Write out the records that appear below, verbatim and complete, but without pictures.

── Records to process ──

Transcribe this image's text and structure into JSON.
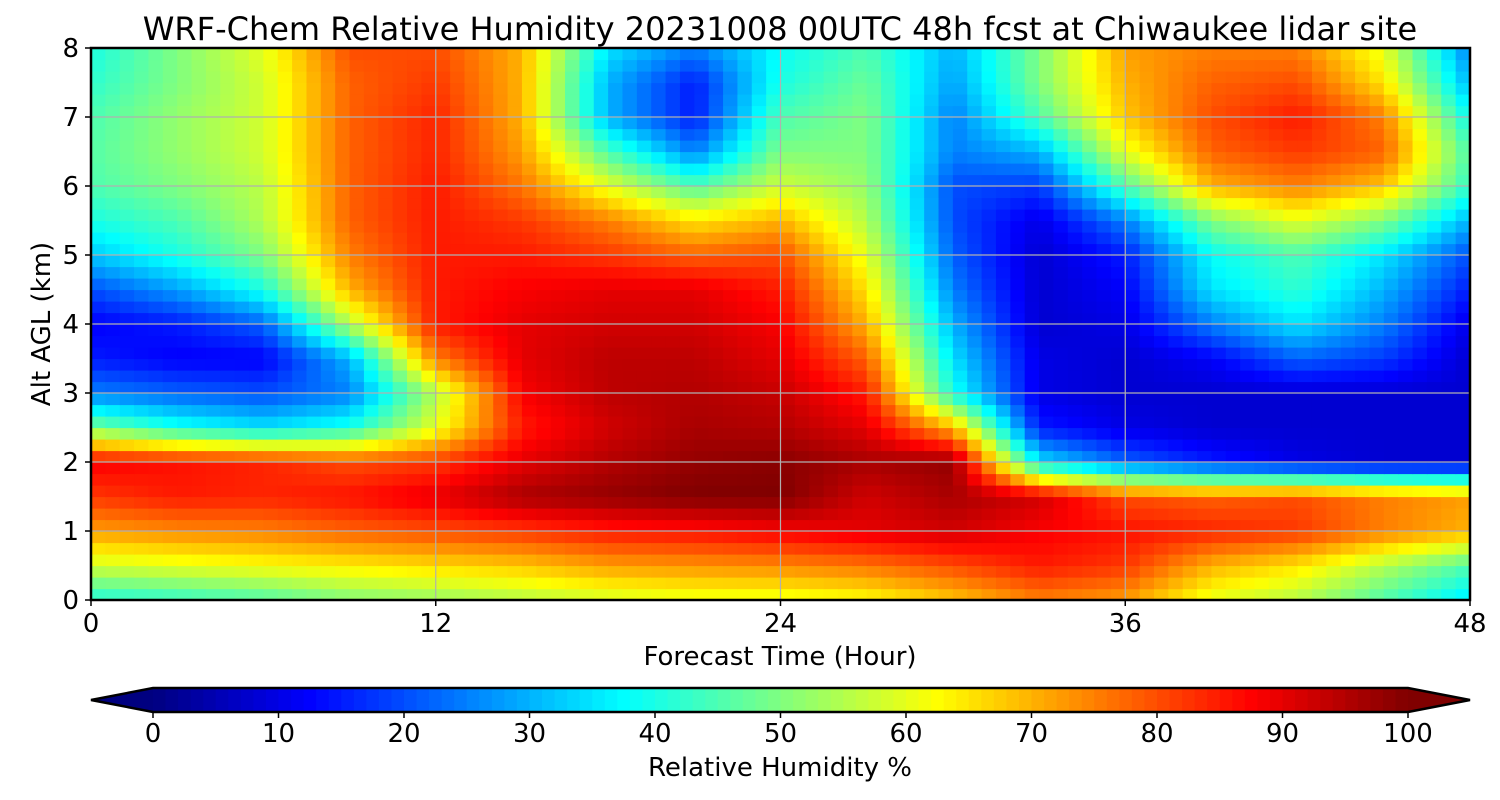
{
  "chart_data": {
    "type": "heatmap",
    "title": "WRF-Chem Relative Humidity 20231008 00UTC 48h fcst at Chiwaukee lidar site",
    "xlabel": "Forecast Time (Hour)",
    "ylabel": "Alt AGL (km)",
    "xlim": [
      0,
      48
    ],
    "ylim": [
      0,
      8
    ],
    "xticks": [
      0,
      12,
      24,
      36,
      48
    ],
    "yticks": [
      0,
      1,
      2,
      3,
      4,
      5,
      6,
      7,
      8
    ],
    "grid": true,
    "colormap": "jet",
    "z_units": "Relative Humidity %",
    "colorbar": {
      "label": "Relative Humidity %",
      "range": [
        0,
        100
      ],
      "ticks": [
        0,
        10,
        20,
        30,
        40,
        50,
        60,
        70,
        80,
        90,
        100
      ],
      "extend": "both",
      "orientation": "horizontal",
      "placement": "bottom"
    },
    "x": [
      0,
      3,
      6,
      9,
      12,
      15,
      18,
      21,
      24,
      27,
      30,
      33,
      36,
      39,
      42,
      45,
      48
    ],
    "y": [
      0,
      0.5,
      1,
      1.5,
      2,
      2.5,
      3,
      3.5,
      4,
      4.5,
      5,
      5.5,
      6,
      6.5,
      7,
      7.5,
      8
    ],
    "z": [
      [
        40,
        42,
        45,
        50,
        52,
        55,
        58,
        60,
        60,
        62,
        68,
        75,
        72,
        60,
        55,
        45,
        35
      ],
      [
        58,
        60,
        62,
        64,
        66,
        68,
        72,
        73,
        74,
        76,
        80,
        85,
        82,
        70,
        65,
        55,
        45
      ],
      [
        72,
        74,
        75,
        78,
        80,
        82,
        85,
        86,
        88,
        90,
        92,
        88,
        86,
        84,
        82,
        75,
        70
      ],
      [
        82,
        85,
        84,
        86,
        90,
        96,
        98,
        100,
        100,
        92,
        96,
        92,
        80,
        78,
        80,
        75,
        72
      ],
      [
        88,
        86,
        84,
        80,
        82,
        90,
        95,
        98,
        99,
        96,
        98,
        35,
        22,
        15,
        10,
        8,
        8
      ],
      [
        50,
        40,
        35,
        40,
        60,
        85,
        92,
        96,
        95,
        90,
        70,
        15,
        10,
        8,
        8,
        8,
        8
      ],
      [
        25,
        22,
        20,
        25,
        55,
        88,
        94,
        95,
        93,
        85,
        40,
        10,
        8,
        8,
        8,
        8,
        8
      ],
      [
        15,
        12,
        12,
        30,
        75,
        90,
        94,
        94,
        90,
        78,
        35,
        10,
        8,
        12,
        22,
        18,
        8
      ],
      [
        12,
        15,
        22,
        55,
        85,
        90,
        92,
        92,
        88,
        70,
        30,
        8,
        10,
        25,
        35,
        25,
        10
      ],
      [
        20,
        28,
        40,
        70,
        85,
        88,
        90,
        90,
        85,
        65,
        25,
        8,
        12,
        35,
        42,
        30,
        15
      ],
      [
        32,
        40,
        50,
        75,
        85,
        85,
        82,
        78,
        80,
        60,
        22,
        8,
        15,
        38,
        45,
        35,
        20
      ],
      [
        40,
        45,
        55,
        78,
        85,
        82,
        75,
        65,
        70,
        55,
        20,
        10,
        25,
        50,
        60,
        50,
        30
      ],
      [
        45,
        50,
        56,
        78,
        85,
        76,
        60,
        45,
        58,
        52,
        20,
        18,
        45,
        70,
        75,
        68,
        42
      ],
      [
        46,
        52,
        58,
        78,
        84,
        72,
        45,
        25,
        50,
        50,
        25,
        30,
        60,
        78,
        82,
        78,
        45
      ],
      [
        45,
        52,
        58,
        78,
        84,
        70,
        30,
        15,
        45,
        50,
        25,
        45,
        68,
        80,
        85,
        75,
        38
      ],
      [
        42,
        50,
        58,
        78,
        82,
        70,
        30,
        15,
        40,
        48,
        28,
        50,
        70,
        78,
        80,
        65,
        30
      ],
      [
        40,
        50,
        60,
        80,
        80,
        70,
        35,
        25,
        38,
        45,
        30,
        50,
        72,
        75,
        75,
        60,
        25
      ]
    ]
  }
}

───

_Answer for the task_.
Transcribe this image's text and structure into JSON.
{
  "chart_data": {
    "type": "heatmap",
    "title": "WRF-Chem Relative Humidity 20231008 00UTC 48h fcst at Chiwaukee lidar site",
    "xlabel": "Forecast Time (Hour)",
    "ylabel": "Alt AGL (km)",
    "xlim": [
      0,
      48
    ],
    "ylim": [
      0,
      8
    ],
    "xticks": [
      0,
      12,
      24,
      36,
      48
    ],
    "yticks": [
      0,
      1,
      2,
      3,
      4,
      5,
      6,
      7,
      8
    ],
    "grid": true,
    "colormap": "jet",
    "z_units": "Relative Humidity %",
    "colorbar": {
      "label": "Relative Humidity %",
      "range": [
        0,
        100
      ],
      "ticks": [
        0,
        10,
        20,
        30,
        40,
        50,
        60,
        70,
        80,
        90,
        100
      ],
      "extend": "both",
      "orientation": "horizontal",
      "placement": "bottom"
    },
    "x": [
      0,
      3,
      6,
      9,
      12,
      15,
      18,
      21,
      24,
      27,
      30,
      33,
      36,
      39,
      42,
      45,
      48
    ],
    "y": [
      0,
      0.5,
      1,
      1.5,
      2,
      2.5,
      3,
      3.5,
      4,
      4.5,
      5,
      5.5,
      6,
      6.5,
      7,
      7.5,
      8
    ],
    "z": [
      [
        40,
        42,
        45,
        50,
        52,
        55,
        58,
        60,
        60,
        62,
        68,
        75,
        72,
        60,
        55,
        45,
        35
      ],
      [
        58,
        60,
        62,
        64,
        66,
        68,
        72,
        73,
        74,
        76,
        80,
        85,
        82,
        70,
        65,
        55,
        45
      ],
      [
        72,
        74,
        75,
        78,
        80,
        82,
        85,
        86,
        88,
        90,
        92,
        88,
        86,
        84,
        82,
        75,
        70
      ],
      [
        82,
        85,
        84,
        86,
        90,
        96,
        98,
        100,
        100,
        92,
        96,
        92,
        80,
        78,
        80,
        75,
        72
      ],
      [
        88,
        86,
        84,
        80,
        82,
        90,
        95,
        98,
        99,
        96,
        98,
        35,
        22,
        15,
        10,
        8,
        8
      ],
      [
        50,
        40,
        35,
        40,
        60,
        85,
        92,
        96,
        95,
        90,
        70,
        15,
        10,
        8,
        8,
        8,
        8
      ],
      [
        25,
        22,
        20,
        25,
        55,
        88,
        94,
        95,
        93,
        85,
        40,
        10,
        8,
        8,
        8,
        8,
        8
      ],
      [
        15,
        12,
        12,
        30,
        75,
        90,
        94,
        94,
        90,
        78,
        35,
        10,
        8,
        12,
        22,
        18,
        8
      ],
      [
        12,
        15,
        22,
        55,
        85,
        90,
        92,
        92,
        88,
        70,
        30,
        8,
        10,
        25,
        35,
        25,
        10
      ],
      [
        20,
        28,
        40,
        70,
        85,
        88,
        90,
        90,
        85,
        65,
        25,
        8,
        12,
        35,
        42,
        30,
        15
      ],
      [
        32,
        40,
        50,
        75,
        85,
        85,
        82,
        78,
        80,
        60,
        22,
        8,
        15,
        38,
        45,
        35,
        20
      ],
      [
        40,
        45,
        55,
        78,
        85,
        82,
        75,
        65,
        70,
        55,
        20,
        10,
        25,
        50,
        60,
        50,
        30
      ],
      [
        45,
        50,
        56,
        78,
        85,
        76,
        60,
        45,
        58,
        52,
        20,
        18,
        45,
        70,
        75,
        68,
        42
      ],
      [
        46,
        52,
        58,
        78,
        84,
        72,
        45,
        25,
        50,
        50,
        25,
        30,
        60,
        78,
        82,
        78,
        45
      ],
      [
        45,
        52,
        58,
        78,
        84,
        70,
        30,
        15,
        45,
        50,
        25,
        45,
        68,
        80,
        85,
        75,
        38
      ],
      [
        42,
        50,
        58,
        78,
        82,
        70,
        30,
        15,
        40,
        48,
        28,
        50,
        70,
        78,
        80,
        65,
        30
      ],
      [
        40,
        50,
        60,
        80,
        80,
        70,
        35,
        25,
        38,
        45,
        30,
        50,
        72,
        75,
        75,
        60,
        25
      ]
    ]
  }
}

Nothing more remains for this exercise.